DESCRIPTION OF THE TASK | Every line below should be copied exactly; drop the pictures.

--- start of GIVEN DATA ---

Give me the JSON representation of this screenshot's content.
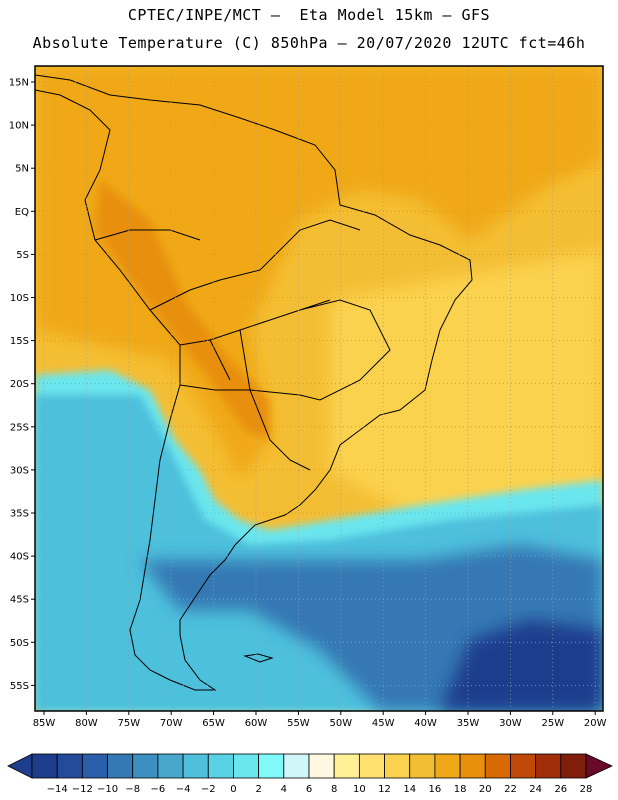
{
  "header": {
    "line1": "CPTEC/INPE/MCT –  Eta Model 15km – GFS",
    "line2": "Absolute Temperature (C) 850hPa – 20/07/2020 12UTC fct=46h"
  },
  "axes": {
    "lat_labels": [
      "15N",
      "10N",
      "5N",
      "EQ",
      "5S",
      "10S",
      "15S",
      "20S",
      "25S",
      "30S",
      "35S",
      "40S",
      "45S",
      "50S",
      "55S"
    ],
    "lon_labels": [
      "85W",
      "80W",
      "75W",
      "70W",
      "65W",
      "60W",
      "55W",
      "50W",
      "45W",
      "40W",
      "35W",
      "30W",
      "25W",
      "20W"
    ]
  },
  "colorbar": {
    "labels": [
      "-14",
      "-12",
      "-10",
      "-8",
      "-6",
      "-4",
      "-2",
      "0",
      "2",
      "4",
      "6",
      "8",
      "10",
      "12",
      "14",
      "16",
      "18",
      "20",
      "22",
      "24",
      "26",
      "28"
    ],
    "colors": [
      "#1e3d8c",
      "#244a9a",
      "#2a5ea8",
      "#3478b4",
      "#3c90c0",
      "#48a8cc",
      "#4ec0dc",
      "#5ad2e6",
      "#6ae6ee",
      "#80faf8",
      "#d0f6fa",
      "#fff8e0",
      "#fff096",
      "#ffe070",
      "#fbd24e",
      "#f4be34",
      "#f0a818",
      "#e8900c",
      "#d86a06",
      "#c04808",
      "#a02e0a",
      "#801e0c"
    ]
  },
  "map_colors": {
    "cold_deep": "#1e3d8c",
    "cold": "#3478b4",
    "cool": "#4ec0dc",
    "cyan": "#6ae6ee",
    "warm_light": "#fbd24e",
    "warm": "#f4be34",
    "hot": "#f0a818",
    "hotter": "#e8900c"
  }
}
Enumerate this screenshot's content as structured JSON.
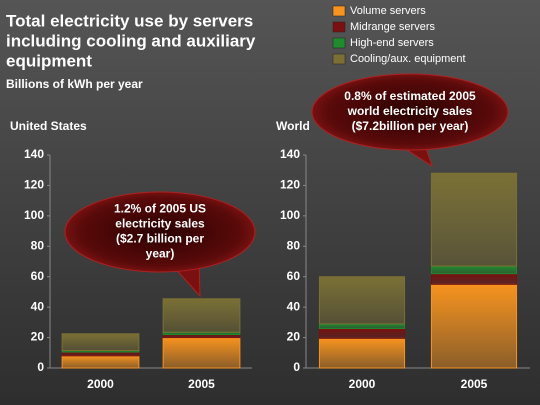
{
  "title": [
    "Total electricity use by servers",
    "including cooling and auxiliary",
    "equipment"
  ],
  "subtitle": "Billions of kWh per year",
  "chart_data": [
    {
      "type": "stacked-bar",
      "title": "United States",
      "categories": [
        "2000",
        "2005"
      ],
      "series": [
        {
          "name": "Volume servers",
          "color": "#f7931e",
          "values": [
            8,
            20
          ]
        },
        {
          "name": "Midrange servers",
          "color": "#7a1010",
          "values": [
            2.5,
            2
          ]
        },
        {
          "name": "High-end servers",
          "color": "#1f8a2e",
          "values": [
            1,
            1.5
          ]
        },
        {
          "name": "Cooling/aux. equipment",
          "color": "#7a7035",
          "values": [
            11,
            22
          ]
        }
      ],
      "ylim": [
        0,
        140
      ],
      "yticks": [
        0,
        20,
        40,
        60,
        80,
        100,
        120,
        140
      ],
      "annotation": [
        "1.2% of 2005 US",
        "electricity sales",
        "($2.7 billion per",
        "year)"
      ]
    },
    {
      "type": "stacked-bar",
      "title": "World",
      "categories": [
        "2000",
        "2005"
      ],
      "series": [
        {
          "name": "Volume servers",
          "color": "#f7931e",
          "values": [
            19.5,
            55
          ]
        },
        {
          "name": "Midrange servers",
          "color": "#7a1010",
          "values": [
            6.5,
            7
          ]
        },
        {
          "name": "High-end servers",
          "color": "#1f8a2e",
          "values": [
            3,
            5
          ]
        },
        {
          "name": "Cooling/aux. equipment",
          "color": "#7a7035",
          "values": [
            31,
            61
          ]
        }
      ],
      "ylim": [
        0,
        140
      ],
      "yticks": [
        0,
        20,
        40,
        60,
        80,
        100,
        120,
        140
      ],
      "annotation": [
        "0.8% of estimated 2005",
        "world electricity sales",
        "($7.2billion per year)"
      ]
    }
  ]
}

--- end of GIVEN DATA ---

TASK RESULT |
Give me the JSON representation of this screenshot's content.
{
  "header": {
    "line1": "CPTEC/INPE/MCT –  Eta Model 15km – GFS",
    "line2": "Absolute Temperature (C) 850hPa – 20/07/2020 12UTC fct=46h"
  },
  "axes": {
    "lat_labels": [
      "15N",
      "10N",
      "5N",
      "EQ",
      "5S",
      "10S",
      "15S",
      "20S",
      "25S",
      "30S",
      "35S",
      "40S",
      "45S",
      "50S",
      "55S"
    ],
    "lon_labels": [
      "85W",
      "80W",
      "75W",
      "70W",
      "65W",
      "60W",
      "55W",
      "50W",
      "45W",
      "40W",
      "35W",
      "30W",
      "25W",
      "20W"
    ]
  },
  "colorbar": {
    "labels": [
      "-14",
      "-12",
      "-10",
      "-8",
      "-6",
      "-4",
      "-2",
      "0",
      "2",
      "4",
      "6",
      "8",
      "10",
      "12",
      "14",
      "16",
      "18",
      "20",
      "22",
      "24",
      "26",
      "28"
    ],
    "colors": [
      "#1e3d8c",
      "#244a9a",
      "#2a5ea8",
      "#3478b4",
      "#3c90c0",
      "#48a8cc",
      "#4ec0dc",
      "#5ad2e6",
      "#6ae6ee",
      "#80faf8",
      "#d0f6fa",
      "#fff8e0",
      "#fff096",
      "#ffe070",
      "#fbd24e",
      "#f4be34",
      "#f0a818",
      "#e8900c",
      "#d86a06",
      "#c04808",
      "#a02e0a",
      "#801e0c"
    ]
  },
  "map_colors": {
    "cold_deep": "#1e3d8c",
    "cold": "#3478b4",
    "cool": "#4ec0dc",
    "cyan": "#6ae6ee",
    "warm_light": "#fbd24e",
    "warm": "#f4be34",
    "hot": "#f0a818",
    "hotter": "#e8900c"
  }
}
Enumerate this screenshot's content as structured JSON.
{
  "title": [
    "Total electricity use by servers",
    "including cooling and auxiliary",
    "equipment"
  ],
  "subtitle": "Billions of kWh per year",
  "chart_data": [
    {
      "type": "stacked-bar",
      "title": "United States",
      "categories": [
        "2000",
        "2005"
      ],
      "series": [
        {
          "name": "Volume servers",
          "color": "#f7931e",
          "values": [
            8,
            20
          ]
        },
        {
          "name": "Midrange servers",
          "color": "#7a1010",
          "values": [
            2.5,
            2
          ]
        },
        {
          "name": "High-end servers",
          "color": "#1f8a2e",
          "values": [
            1,
            1.5
          ]
        },
        {
          "name": "Cooling/aux. equipment",
          "color": "#7a7035",
          "values": [
            11,
            22
          ]
        }
      ],
      "ylim": [
        0,
        140
      ],
      "yticks": [
        0,
        20,
        40,
        60,
        80,
        100,
        120,
        140
      ],
      "annotation": [
        "1.2% of 2005 US",
        "electricity sales",
        "($2.7 billion per",
        "year)"
      ]
    },
    {
      "type": "stacked-bar",
      "title": "World",
      "categories": [
        "2000",
        "2005"
      ],
      "series": [
        {
          "name": "Volume servers",
          "color": "#f7931e",
          "values": [
            19.5,
            55
          ]
        },
        {
          "name": "Midrange servers",
          "color": "#7a1010",
          "values": [
            6.5,
            7
          ]
        },
        {
          "name": "High-end servers",
          "color": "#1f8a2e",
          "values": [
            3,
            5
          ]
        },
        {
          "name": "Cooling/aux. equipment",
          "color": "#7a7035",
          "values": [
            31,
            61
          ]
        }
      ],
      "ylim": [
        0,
        140
      ],
      "yticks": [
        0,
        20,
        40,
        60,
        80,
        100,
        120,
        140
      ],
      "annotation": [
        "0.8% of estimated 2005",
        "world electricity sales",
        "($7.2billion per year)"
      ]
    }
  ]
}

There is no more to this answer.